- _Your instructions_
Without omitting anything, retype the data that follows.

::::

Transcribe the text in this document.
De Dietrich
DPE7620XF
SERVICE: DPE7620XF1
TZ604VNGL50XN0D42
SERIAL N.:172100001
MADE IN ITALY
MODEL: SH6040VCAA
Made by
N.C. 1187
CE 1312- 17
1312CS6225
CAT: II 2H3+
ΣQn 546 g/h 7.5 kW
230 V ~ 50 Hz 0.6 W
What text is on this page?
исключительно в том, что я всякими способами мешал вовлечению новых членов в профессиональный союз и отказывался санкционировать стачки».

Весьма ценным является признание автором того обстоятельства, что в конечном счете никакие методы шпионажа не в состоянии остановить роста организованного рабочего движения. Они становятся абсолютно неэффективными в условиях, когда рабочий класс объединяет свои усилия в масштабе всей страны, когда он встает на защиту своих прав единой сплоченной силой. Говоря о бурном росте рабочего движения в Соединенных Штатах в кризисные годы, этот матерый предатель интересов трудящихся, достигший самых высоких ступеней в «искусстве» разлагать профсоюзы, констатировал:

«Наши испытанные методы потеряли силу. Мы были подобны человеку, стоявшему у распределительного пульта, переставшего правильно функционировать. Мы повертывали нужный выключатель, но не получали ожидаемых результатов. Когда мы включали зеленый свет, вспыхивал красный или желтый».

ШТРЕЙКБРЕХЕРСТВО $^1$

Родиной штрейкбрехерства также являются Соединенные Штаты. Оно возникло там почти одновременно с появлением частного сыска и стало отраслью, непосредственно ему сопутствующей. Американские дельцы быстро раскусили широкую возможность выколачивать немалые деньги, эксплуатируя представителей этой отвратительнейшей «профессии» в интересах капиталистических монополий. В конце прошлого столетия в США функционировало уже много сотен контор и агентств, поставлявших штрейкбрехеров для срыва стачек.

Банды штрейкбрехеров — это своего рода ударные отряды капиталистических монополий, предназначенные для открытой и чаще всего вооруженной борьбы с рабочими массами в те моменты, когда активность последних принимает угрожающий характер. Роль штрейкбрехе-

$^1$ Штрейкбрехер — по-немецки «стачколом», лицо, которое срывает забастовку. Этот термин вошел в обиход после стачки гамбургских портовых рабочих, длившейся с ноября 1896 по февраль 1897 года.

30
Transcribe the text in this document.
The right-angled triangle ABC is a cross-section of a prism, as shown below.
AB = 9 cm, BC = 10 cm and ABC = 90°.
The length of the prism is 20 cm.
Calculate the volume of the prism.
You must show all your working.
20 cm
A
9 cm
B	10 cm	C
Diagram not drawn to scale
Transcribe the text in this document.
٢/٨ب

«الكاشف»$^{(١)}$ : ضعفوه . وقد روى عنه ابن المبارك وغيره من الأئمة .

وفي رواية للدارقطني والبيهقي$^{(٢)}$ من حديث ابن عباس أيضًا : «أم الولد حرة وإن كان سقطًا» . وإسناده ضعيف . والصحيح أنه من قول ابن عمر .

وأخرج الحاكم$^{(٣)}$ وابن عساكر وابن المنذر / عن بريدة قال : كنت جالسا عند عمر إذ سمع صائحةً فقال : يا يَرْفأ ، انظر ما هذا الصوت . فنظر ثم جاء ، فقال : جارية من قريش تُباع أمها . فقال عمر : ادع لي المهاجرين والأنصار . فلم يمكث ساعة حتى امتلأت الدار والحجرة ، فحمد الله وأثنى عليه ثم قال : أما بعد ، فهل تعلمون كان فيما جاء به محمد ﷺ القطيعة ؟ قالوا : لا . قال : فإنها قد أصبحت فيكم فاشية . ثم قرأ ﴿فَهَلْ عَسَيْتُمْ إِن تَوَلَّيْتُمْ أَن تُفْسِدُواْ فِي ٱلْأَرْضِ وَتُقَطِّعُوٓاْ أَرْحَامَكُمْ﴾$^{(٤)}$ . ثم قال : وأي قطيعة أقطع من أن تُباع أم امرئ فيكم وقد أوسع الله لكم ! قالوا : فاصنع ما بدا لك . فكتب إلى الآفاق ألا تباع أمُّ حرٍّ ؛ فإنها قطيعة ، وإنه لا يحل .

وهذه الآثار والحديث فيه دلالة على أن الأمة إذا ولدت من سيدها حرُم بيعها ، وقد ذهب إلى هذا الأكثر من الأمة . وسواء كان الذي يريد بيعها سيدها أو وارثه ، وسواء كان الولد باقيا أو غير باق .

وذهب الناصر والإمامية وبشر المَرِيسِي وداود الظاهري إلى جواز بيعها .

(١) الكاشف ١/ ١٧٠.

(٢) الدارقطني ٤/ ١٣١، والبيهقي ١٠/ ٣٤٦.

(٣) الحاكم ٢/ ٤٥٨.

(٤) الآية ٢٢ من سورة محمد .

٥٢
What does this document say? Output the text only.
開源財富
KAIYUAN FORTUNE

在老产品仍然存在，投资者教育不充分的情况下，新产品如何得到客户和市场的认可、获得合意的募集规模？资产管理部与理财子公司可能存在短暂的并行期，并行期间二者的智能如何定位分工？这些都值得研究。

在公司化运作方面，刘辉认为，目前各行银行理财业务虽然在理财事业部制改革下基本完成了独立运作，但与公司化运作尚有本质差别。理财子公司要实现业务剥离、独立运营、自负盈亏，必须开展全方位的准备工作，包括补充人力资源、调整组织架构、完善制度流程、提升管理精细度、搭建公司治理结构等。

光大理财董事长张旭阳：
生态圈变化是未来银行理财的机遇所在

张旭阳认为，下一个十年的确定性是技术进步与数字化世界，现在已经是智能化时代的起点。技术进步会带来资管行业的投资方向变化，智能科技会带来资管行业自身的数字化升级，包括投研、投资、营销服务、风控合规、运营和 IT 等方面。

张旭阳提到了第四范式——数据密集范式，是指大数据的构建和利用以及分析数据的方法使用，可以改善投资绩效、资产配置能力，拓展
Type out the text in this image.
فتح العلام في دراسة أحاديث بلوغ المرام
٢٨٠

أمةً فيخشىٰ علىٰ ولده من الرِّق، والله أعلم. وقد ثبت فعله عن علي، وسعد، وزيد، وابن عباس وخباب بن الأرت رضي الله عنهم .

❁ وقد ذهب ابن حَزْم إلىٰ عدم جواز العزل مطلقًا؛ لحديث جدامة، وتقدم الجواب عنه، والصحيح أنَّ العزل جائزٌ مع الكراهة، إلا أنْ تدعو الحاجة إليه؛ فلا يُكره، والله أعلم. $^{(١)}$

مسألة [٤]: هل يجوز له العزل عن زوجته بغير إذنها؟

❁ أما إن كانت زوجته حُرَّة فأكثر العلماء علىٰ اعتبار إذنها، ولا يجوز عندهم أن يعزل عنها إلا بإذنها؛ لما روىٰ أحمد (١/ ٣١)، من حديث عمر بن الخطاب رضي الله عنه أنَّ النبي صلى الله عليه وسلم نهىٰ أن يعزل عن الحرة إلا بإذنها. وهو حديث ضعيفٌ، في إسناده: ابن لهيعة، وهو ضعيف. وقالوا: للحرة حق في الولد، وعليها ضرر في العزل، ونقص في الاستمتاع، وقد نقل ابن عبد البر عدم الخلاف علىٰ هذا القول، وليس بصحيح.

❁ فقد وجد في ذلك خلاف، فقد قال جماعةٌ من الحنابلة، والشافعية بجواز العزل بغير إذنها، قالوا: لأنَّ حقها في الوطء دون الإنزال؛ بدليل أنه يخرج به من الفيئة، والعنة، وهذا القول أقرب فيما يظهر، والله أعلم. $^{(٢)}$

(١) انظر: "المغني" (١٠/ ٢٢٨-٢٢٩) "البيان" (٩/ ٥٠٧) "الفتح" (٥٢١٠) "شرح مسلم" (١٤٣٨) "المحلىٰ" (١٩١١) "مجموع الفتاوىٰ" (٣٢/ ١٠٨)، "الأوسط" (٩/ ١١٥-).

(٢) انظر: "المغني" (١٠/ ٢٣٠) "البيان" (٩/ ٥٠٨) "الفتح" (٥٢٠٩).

::::

- _Response_
Transcribe the text in this document.
De Dietrich
DPE7620XF
SERVICE: DPE7620XF1
TZ604VNGL50XN0D42
SERIAL N.:172100001
MADE IN ITALY
MODEL: SH6040VCAA
Made by
N.C. 1187
CE 1312- 17
1312CS6225
CAT: II 2H3+
ΣQn 546 g/h 7.5 kW
230 V ~ 50 Hz 0.6 W
What text is on this page?
исключительно в том, что я всякими способами мешал вовлечению новых членов в профессиональный союз и отказывался санкционировать стачки».

Весьма ценным является признание автором того обстоятельства, что в конечном счете никакие методы шпионажа не в состоянии остановить роста организованного рабочего движения. Они становятся абсолютно неэффективными в условиях, когда рабочий класс объединяет свои усилия в масштабе всей страны, когда он встает на защиту своих прав единой сплоченной силой. Говоря о бурном росте рабочего движения в Соединенных Штатах в кризисные годы, этот матерый предатель интересов трудящихся, достигший самых высоких ступеней в «искусстве» разлагать профсоюзы, констатировал:

«Наши испытанные методы потеряли силу. Мы были подобны человеку, стоявшему у распределительного пульта, переставшего правильно функционировать. Мы повертывали нужный выключатель, но не получали ожидаемых результатов. Когда мы включали зеленый свет, вспыхивал красный или желтый».

ШТРЕЙКБРЕХЕРСТВО $^1$

Родиной штрейкбрехерства также являются Соединенные Штаты. Оно возникло там почти одновременно с появлением частного сыска и стало отраслью, непосредственно ему сопутствующей. Американские дельцы быстро раскусили широкую возможность выколачивать немалые деньги, эксплуатируя представителей этой отвратительнейшей «профессии» в интересах капиталистических монополий. В конце прошлого столетия в США функционировало уже много сотен контор и агентств, поставлявших штрейкбрехеров для срыва стачек.

Банды штрейкбрехеров — это своего рода ударные отряды капиталистических монополий, предназначенные для открытой и чаще всего вооруженной борьбы с рабочими массами в те моменты, когда активность последних принимает угрожающий характер. Роль штрейкбрехе-

$^1$ Штрейкбрехер — по-немецки «стачколом», лицо, которое срывает забастовку. Этот термин вошел в обиход после стачки гамбургских портовых рабочих, длившейся с ноября 1896 по февраль 1897 года.

30
Transcribe the text in this document.
The right-angled triangle ABC is a cross-section of a prism, as shown below.
AB = 9 cm, BC = 10 cm and ABC = 90°.
The length of the prism is 20 cm.
Calculate the volume of the prism.
You must show all your working.
20 cm
A
9 cm
B	10 cm	C
Diagram not drawn to scale
Transcribe the text in this document.
٢/٨ب

«الكاشف»$^{(١)}$ : ضعفوه . وقد روى عنه ابن المبارك وغيره من الأئمة .

وفي رواية للدارقطني والبيهقي$^{(٢)}$ من حديث ابن عباس أيضًا : «أم الولد حرة وإن كان سقطًا» . وإسناده ضعيف . والصحيح أنه من قول ابن عمر .

وأخرج الحاكم$^{(٣)}$ وابن عساكر وابن المنذر / عن بريدة قال : كنت جالسا عند عمر إذ سمع صائحةً فقال : يا يَرْفأ ، انظر ما هذا الصوت . فنظر ثم جاء ، فقال : جارية من قريش تُباع أمها . فقال عمر : ادع لي المهاجرين والأنصار . فلم يمكث ساعة حتى امتلأت الدار والحجرة ، فحمد الله وأثنى عليه ثم قال : أما بعد ، فهل تعلمون كان فيما جاء به محمد ﷺ القطيعة ؟ قالوا : لا . قال : فإنها قد أصبحت فيكم فاشية . ثم قرأ ﴿فَهَلْ عَسَيْتُمْ إِن تَوَلَّيْتُمْ أَن تُفْسِدُواْ فِي ٱلْأَرْضِ وَتُقَطِّعُوٓاْ أَرْحَامَكُمْ﴾$^{(٤)}$ . ثم قال : وأي قطيعة أقطع من أن تُباع أم امرئ فيكم وقد أوسع الله لكم ! قالوا : فاصنع ما بدا لك . فكتب إلى الآفاق ألا تباع أمُّ حرٍّ ؛ فإنها قطيعة ، وإنه لا يحل .

وهذه الآثار والحديث فيه دلالة على أن الأمة إذا ولدت من سيدها حرُم بيعها ، وقد ذهب إلى هذا الأكثر من الأمة . وسواء كان الذي يريد بيعها سيدها أو وارثه ، وسواء كان الولد باقيا أو غير باق .

وذهب الناصر والإمامية وبشر المَرِيسِي وداود الظاهري إلى جواز بيعها .

(١) الكاشف ١/ ١٧٠.

(٢) الدارقطني ٤/ ١٣١، والبيهقي ١٠/ ٣٤٦.

(٣) الحاكم ٢/ ٤٥٨.

(٤) الآية ٢٢ من سورة محمد .

٥٢
What does this document say? Output the text only.
開源財富
KAIYUAN FORTUNE

在老产品仍然存在，投资者教育不充分的情况下，新产品如何得到客户和市场的认可、获得合意的募集规模？资产管理部与理财子公司可能存在短暂的并行期，并行期间二者的智能如何定位分工？这些都值得研究。

在公司化运作方面，刘辉认为，目前各行银行理财业务虽然在理财事业部制改革下基本完成了独立运作，但与公司化运作尚有本质差别。理财子公司要实现业务剥离、独立运营、自负盈亏，必须开展全方位的准备工作，包括补充人力资源、调整组织架构、完善制度流程、提升管理精细度、搭建公司治理结构等。

光大理财董事长张旭阳：
生态圈变化是未来银行理财的机遇所在

张旭阳认为，下一个十年的确定性是技术进步与数字化世界，现在已经是智能化时代的起点。技术进步会带来资管行业的投资方向变化，智能科技会带来资管行业自身的数字化升级，包括投研、投资、营销服务、风控合规、运营和 IT 等方面。

张旭阳提到了第四范式——数据密集范式，是指大数据的构建和利用以及分析数据的方法使用，可以改善投资绩效、资产配置能力，拓展
Type out the text in this image.
فتح العلام في دراسة أحاديث بلوغ المرام
٢٨٠

أمةً فيخشىٰ علىٰ ولده من الرِّق، والله أعلم. وقد ثبت فعله عن علي، وسعد، وزيد، وابن عباس وخباب بن الأرت رضي الله عنهم .

❁ وقد ذهب ابن حَزْم إلىٰ عدم جواز العزل مطلقًا؛ لحديث جدامة، وتقدم الجواب عنه، والصحيح أنَّ العزل جائزٌ مع الكراهة، إلا أنْ تدعو الحاجة إليه؛ فلا يُكره، والله أعلم. $^{(١)}$

مسألة [٤]: هل يجوز له العزل عن زوجته بغير إذنها؟

❁ أما إن كانت زوجته حُرَّة فأكثر العلماء علىٰ اعتبار إذنها، ولا يجوز عندهم أن يعزل عنها إلا بإذنها؛ لما روىٰ أحمد (١/ ٣١)، من حديث عمر بن الخطاب رضي الله عنه أنَّ النبي صلى الله عليه وسلم نهىٰ أن يعزل عن الحرة إلا بإذنها. وهو حديث ضعيفٌ، في إسناده: ابن لهيعة، وهو ضعيف. وقالوا: للحرة حق في الولد، وعليها ضرر في العزل، ونقص في الاستمتاع، وقد نقل ابن عبد البر عدم الخلاف علىٰ هذا القول، وليس بصحيح.

❁ فقد وجد في ذلك خلاف، فقد قال جماعةٌ من الحنابلة، والشافعية بجواز العزل بغير إذنها، قالوا: لأنَّ حقها في الوطء دون الإنزال؛ بدليل أنه يخرج به من الفيئة، والعنة، وهذا القول أقرب فيما يظهر، والله أعلم. $^{(٢)}$

(١) انظر: "المغني" (١٠/ ٢٢٨-٢٢٩) "البيان" (٩/ ٥٠٧) "الفتح" (٥٢١٠) "شرح مسلم" (١٤٣٨) "المحلىٰ" (١٩١١) "مجموع الفتاوىٰ" (٣٢/ ١٠٨)، "الأوسط" (٩/ ١١٥-).

(٢) انظر: "المغني" (١٠/ ٢٣٠) "البيان" (٩/ ٥٠٨) "الفتح" (٥٢٠٩).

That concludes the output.